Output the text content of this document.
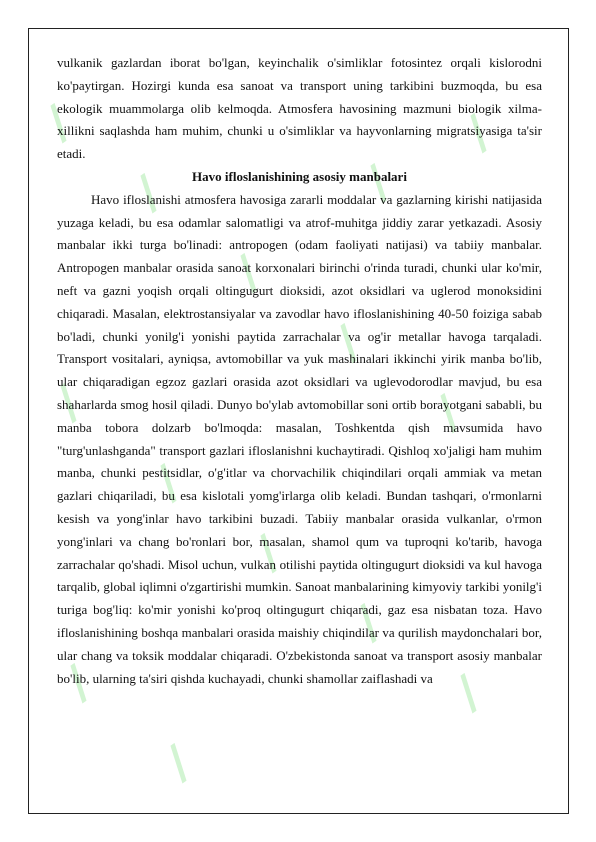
/
/
/
/
/
/
/
/
/
/
/
/
/
/

vulkanik gazlardan iborat bo'lgan, keyinchalik o'simliklar fotosintez orqali kislorodni ko'paytirgan. Hozirgi kunda esa sanoat va transport uning tarkibini buzmoqda, bu esa ekologik muammolarga olib kelmoqda. Atmosfera havosining mazmuni biologik xilma-xillikni saqlashda ham muhim, chunki u o'simliklar va hayvonlarning migratsiyasiga ta'sir etadi.

Havo ifloslanishining asosiy manbalari

Havo ifloslanishi atmosfera havosiga zararli moddalar va gazlarning kirishi natijasida yuzaga keladi, bu esa odamlar salomatligi va atrof-muhitga jiddiy zarar yetkazadi. Asosiy manbalar ikki turga bo'linadi: antropogen (odam faoliyati natijasi) va tabiiy manbalar. Antropogen manbalar orasida sanoat korxonalari birinchi o'rinda turadi, chunki ular ko'mir, neft va gazni yoqish orqali oltingugurt dioksidi, azot oksidlari va uglerod monoksidini chiqaradi. Masalan, elektrostansiyalar va zavodlar havo ifloslanishining 40-50 foiziga sabab bo'ladi, chunki yonilg'i yonishi paytida zarrachalar va og'ir metallar havoga tarqaladi. Transport vositalari, ayniqsa, avtomobillar va yuk mashinalari ikkinchi yirik manba bo'lib, ular chiqaradigan egzoz gazlari orasida azot oksidlari va uglevodorodlar mavjud, bu esa shaharlarda smog hosil qiladi. Dunyo bo'ylab avtomobillar soni ortib borayotgani sababli, bu manba tobora dolzarb bo'lmoqda: masalan, Toshkentda qish mavsumida havo "turg'unlashganda" transport gazlari ifloslanishni kuchaytiradi. Qishloq xo'jaligi ham muhim manba, chunki pestitsidlar, o'g'itlar va chorvachilik chiqindilari orqali ammiak va metan gazlari chiqariladi, bu esa kislotali yomg'irlarga olib keladi. Bundan tashqari, o'rmonlarni kesish va yong'inlar havo tarkibini buzadi. Tabiiy manbalar orasida vulkanlar, o'rmon yong'inlari va chang bo'ronlari bor, masalan, shamol qum va tuproqni ko'tarib, havoga zarrachalar qo'shadi. Misol uchun, vulkan otilishi paytida oltingugurt dioksidi va kul havoga tarqalib, global iqlimni o'zgartirishi mumkin. Sanoat manbalarining kimyoviy tarkibi yonilg'i turiga bog'liq: ko'mir yonishi ko'proq oltingugurt chiqaradi, gaz esa nisbatan toza. Havo ifloslanishining boshqa manbalari orasida maishiy chiqindilar va qurilish maydonchalari bor, ular chang va toksik moddalar chiqaradi. O'zbekistonda sanoat va transport asosiy manbalar bo'lib, ularning ta'siri qishda kuchayadi, chunki shamollar zaiflashadi va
___
> **WRITTEN EXERCISE**: Repeat the records above exactly, leaving out any pictures they contain.

> **TASK ANSWER**:
Output the text content of this document.
/
/
/
/
/
/
/
/
/
/
/
/
/
/

vulkanik gazlardan iborat bo'lgan, keyinchalik o'simliklar fotosintez orqali kislorodni ko'paytirgan. Hozirgi kunda esa sanoat va transport uning tarkibini buzmoqda, bu esa ekologik muammolarga olib kelmoqda. Atmosfera havosining mazmuni biologik xilma-xillikni saqlashda ham muhim, chunki u o'simliklar va hayvonlarning migratsiyasiga ta'sir etadi.

Havo ifloslanishining asosiy manbalari

Havo ifloslanishi atmosfera havosiga zararli moddalar va gazlarning kirishi natijasida yuzaga keladi, bu esa odamlar salomatligi va atrof-muhitga jiddiy zarar yetkazadi. Asosiy manbalar ikki turga bo'linadi: antropogen (odam faoliyati natijasi) va tabiiy manbalar. Antropogen manbalar orasida sanoat korxonalari birinchi o'rinda turadi, chunki ular ko'mir, neft va gazni yoqish orqali oltingugurt dioksidi, azot oksidlari va uglerod monoksidini chiqaradi. Masalan, elektrostansiyalar va zavodlar havo ifloslanishining 40-50 foiziga sabab bo'ladi, chunki yonilg'i yonishi paytida zarrachalar va og'ir metallar havoga tarqaladi. Transport vositalari, ayniqsa, avtomobillar va yuk mashinalari ikkinchi yirik manba bo'lib, ular chiqaradigan egzoz gazlari orasida azot oksidlari va uglevodorodlar mavjud, bu esa shaharlarda smog hosil qiladi. Dunyo bo'ylab avtomobillar soni ortib borayotgani sababli, bu manba tobora dolzarb bo'lmoqda: masalan, Toshkentda qish mavsumida havo "turg'unlashganda" transport gazlari ifloslanishni kuchaytiradi. Qishloq xo'jaligi ham muhim manba, chunki pestitsidlar, o'g'itlar va chorvachilik chiqindilari orqali ammiak va metan gazlari chiqariladi, bu esa kislotali yomg'irlarga olib keladi. Bundan tashqari, o'rmonlarni kesish va yong'inlar havo tarkibini buzadi. Tabiiy manbalar orasida vulkanlar, o'rmon yong'inlari va chang bo'ronlari bor, masalan, shamol qum va tuproqni ko'tarib, havoga zarrachalar qo'shadi. Misol uchun, vulkan otilishi paytida oltingugurt dioksidi va kul havoga tarqalib, global iqlimni o'zgartirishi mumkin. Sanoat manbalarining kimyoviy tarkibi yonilg'i turiga bog'liq: ko'mir yonishi ko'proq oltingugurt chiqaradi, gaz esa nisbatan toza. Havo ifloslanishining boshqa manbalari orasida maishiy chiqindilar va qurilish maydonchalari bor, ular chang va toksik moddalar chiqaradi. O'zbekistonda sanoat va transport asosiy manbalar bo'lib, ularning ta'siri qishda kuchayadi, chunki shamollar zaiflashadi va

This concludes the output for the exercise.